** START INPUT RECORDS **

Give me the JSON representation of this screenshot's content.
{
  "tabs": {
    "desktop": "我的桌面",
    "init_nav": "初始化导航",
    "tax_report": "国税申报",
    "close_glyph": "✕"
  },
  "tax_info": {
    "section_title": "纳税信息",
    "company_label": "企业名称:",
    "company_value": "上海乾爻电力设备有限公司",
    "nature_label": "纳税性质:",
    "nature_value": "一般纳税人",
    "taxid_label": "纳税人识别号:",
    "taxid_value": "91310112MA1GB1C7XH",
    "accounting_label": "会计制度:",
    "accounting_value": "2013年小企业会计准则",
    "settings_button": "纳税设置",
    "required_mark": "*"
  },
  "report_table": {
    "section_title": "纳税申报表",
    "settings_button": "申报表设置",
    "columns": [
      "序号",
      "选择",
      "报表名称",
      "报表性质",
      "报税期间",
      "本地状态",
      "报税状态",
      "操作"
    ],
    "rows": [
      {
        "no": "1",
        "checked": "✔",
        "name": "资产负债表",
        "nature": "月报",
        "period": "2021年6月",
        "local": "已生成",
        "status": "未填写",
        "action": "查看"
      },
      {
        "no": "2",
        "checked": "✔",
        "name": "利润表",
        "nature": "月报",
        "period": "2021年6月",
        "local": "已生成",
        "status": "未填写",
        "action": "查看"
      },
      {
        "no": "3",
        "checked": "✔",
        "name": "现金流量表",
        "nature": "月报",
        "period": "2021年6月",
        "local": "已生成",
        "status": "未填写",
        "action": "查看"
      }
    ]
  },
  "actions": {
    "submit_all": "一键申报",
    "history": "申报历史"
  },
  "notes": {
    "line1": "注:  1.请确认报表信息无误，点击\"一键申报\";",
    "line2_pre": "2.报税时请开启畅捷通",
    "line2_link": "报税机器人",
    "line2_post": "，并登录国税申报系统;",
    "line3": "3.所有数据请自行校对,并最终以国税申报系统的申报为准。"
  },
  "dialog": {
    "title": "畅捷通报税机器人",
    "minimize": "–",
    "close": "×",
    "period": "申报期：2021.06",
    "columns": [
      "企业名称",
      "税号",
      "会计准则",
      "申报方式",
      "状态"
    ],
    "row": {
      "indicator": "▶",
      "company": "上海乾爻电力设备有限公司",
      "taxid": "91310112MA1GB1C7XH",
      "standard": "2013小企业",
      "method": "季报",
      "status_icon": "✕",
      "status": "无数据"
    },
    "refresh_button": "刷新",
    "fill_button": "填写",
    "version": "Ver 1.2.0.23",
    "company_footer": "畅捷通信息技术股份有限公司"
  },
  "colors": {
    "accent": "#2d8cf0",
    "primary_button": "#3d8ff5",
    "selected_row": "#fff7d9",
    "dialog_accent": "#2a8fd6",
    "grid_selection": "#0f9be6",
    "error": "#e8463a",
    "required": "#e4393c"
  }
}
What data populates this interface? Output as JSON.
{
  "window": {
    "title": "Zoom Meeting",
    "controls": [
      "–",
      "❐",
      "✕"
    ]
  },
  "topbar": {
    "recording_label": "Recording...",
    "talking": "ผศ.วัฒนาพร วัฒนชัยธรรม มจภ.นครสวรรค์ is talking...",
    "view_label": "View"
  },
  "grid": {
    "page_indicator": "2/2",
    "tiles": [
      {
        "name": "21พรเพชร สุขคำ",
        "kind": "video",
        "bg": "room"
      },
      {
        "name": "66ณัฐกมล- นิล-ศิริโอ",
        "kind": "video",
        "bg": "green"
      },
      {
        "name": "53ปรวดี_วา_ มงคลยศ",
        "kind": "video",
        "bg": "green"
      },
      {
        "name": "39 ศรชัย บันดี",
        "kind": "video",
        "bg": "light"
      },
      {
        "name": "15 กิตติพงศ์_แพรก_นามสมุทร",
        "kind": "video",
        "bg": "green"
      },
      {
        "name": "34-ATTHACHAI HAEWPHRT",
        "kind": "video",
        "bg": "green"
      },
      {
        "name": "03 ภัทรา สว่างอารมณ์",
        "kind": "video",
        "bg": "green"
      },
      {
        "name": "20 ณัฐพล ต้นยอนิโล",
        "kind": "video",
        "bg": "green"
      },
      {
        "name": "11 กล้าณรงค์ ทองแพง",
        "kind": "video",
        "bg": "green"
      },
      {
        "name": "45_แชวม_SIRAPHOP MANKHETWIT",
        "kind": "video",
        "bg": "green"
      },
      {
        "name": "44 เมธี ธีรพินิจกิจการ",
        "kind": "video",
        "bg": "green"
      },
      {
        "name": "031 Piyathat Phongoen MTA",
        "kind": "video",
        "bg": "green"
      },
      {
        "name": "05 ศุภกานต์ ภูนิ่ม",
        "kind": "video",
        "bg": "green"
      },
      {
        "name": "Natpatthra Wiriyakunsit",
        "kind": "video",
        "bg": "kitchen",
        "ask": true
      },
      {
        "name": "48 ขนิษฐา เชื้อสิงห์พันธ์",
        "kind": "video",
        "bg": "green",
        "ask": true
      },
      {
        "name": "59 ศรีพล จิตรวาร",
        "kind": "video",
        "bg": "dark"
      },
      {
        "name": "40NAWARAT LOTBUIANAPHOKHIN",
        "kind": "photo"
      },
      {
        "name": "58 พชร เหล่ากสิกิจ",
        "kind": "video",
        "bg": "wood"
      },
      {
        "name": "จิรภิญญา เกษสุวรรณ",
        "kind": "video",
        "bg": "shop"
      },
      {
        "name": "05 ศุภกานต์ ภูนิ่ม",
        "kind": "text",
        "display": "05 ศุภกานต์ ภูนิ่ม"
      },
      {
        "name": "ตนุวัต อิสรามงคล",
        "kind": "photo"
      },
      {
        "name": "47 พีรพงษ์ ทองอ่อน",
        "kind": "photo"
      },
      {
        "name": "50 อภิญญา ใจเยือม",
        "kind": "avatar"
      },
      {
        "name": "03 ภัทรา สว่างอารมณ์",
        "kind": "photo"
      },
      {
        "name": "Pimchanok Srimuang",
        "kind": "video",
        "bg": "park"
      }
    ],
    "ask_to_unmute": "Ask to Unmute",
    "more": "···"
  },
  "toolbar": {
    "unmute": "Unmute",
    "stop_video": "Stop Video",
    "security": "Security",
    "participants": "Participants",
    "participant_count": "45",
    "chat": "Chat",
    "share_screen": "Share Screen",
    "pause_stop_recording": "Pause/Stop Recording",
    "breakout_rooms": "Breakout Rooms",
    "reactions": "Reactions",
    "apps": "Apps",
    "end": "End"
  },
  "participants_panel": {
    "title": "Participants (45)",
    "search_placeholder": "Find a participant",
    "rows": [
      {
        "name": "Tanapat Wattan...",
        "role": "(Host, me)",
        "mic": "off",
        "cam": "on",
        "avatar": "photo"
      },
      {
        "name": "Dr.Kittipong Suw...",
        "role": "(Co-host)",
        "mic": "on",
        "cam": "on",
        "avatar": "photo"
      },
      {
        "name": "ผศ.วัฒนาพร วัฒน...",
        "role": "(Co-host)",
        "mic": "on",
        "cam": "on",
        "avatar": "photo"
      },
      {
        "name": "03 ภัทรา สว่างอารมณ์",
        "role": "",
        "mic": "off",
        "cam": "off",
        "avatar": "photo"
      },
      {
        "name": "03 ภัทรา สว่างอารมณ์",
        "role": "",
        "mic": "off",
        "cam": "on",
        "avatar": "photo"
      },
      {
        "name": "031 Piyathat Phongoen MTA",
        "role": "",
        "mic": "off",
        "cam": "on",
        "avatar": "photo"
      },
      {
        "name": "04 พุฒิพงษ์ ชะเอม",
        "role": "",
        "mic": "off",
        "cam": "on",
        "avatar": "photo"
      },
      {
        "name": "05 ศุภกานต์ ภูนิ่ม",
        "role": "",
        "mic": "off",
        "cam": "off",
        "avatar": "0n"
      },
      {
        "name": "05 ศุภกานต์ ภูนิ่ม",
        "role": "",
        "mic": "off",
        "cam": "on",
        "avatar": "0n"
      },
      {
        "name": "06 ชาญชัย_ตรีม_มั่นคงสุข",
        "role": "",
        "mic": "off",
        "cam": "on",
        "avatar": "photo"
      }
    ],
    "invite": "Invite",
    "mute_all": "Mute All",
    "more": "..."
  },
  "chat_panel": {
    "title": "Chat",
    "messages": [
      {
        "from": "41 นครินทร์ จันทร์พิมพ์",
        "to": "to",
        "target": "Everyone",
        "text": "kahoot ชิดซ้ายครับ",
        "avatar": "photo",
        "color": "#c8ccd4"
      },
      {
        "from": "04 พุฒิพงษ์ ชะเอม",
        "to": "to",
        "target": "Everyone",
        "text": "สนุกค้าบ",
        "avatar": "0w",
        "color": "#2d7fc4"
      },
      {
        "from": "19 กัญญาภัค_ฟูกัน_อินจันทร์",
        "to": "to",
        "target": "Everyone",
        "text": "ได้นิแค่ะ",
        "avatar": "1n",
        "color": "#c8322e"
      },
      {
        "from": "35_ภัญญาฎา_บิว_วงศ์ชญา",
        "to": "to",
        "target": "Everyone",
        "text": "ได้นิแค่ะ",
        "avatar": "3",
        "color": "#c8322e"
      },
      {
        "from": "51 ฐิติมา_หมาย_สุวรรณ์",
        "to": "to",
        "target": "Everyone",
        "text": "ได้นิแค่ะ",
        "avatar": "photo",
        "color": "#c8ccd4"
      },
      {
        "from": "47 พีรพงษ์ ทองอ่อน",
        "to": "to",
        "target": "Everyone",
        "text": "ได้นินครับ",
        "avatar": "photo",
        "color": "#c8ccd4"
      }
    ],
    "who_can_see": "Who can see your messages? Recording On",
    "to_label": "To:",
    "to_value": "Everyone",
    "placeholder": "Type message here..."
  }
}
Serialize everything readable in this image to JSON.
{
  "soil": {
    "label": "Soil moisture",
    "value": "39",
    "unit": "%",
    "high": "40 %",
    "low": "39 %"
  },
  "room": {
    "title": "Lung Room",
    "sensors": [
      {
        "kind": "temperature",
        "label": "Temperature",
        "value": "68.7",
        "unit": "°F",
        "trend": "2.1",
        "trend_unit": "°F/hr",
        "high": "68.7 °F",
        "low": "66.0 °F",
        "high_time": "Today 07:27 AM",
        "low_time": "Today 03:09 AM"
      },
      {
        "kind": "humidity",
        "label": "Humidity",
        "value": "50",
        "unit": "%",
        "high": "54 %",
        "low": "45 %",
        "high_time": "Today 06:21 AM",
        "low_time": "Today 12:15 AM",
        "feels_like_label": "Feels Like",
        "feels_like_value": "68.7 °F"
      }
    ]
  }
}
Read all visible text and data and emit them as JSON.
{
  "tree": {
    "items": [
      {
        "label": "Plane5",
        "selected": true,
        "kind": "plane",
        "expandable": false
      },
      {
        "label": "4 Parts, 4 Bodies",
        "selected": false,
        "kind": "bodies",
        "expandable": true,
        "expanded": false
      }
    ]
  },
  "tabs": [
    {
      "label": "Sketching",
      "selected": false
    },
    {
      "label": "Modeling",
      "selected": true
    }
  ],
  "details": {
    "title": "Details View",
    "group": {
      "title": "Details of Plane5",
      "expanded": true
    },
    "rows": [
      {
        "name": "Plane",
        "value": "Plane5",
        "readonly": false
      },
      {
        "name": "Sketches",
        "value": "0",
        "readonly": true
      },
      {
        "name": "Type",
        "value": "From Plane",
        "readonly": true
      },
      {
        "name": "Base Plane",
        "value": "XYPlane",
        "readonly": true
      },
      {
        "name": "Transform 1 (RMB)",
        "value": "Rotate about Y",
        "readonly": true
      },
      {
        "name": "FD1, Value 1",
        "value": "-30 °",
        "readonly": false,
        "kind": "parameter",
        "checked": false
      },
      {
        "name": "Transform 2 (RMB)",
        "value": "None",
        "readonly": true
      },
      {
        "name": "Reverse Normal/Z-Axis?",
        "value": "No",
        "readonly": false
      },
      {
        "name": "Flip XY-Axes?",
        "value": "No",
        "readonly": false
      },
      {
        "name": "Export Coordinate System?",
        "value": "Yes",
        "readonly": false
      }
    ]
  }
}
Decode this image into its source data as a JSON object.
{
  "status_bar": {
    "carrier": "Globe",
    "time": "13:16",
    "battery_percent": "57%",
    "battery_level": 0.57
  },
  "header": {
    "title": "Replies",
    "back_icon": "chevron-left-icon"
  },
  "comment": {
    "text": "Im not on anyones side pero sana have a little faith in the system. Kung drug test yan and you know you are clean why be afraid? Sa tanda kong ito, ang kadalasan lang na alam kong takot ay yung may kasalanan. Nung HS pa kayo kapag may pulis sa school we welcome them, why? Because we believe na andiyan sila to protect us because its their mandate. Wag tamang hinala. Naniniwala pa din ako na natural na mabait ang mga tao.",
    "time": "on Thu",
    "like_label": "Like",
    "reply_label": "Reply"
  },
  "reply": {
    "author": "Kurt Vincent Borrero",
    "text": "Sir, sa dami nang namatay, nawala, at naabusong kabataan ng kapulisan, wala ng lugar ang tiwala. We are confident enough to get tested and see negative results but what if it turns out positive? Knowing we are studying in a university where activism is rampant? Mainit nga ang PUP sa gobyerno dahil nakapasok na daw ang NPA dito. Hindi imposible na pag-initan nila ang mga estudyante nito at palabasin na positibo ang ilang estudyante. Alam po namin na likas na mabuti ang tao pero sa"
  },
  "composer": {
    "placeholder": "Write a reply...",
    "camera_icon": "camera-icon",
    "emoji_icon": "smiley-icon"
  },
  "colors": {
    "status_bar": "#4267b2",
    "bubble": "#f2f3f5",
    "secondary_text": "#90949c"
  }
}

** END INPUT RECORDS **

- INSTRUCTIONS FOR THE TASK: Report the number of lines containing the string "messages" and add nothing to it.

- PROBLEM SOLUTION: 2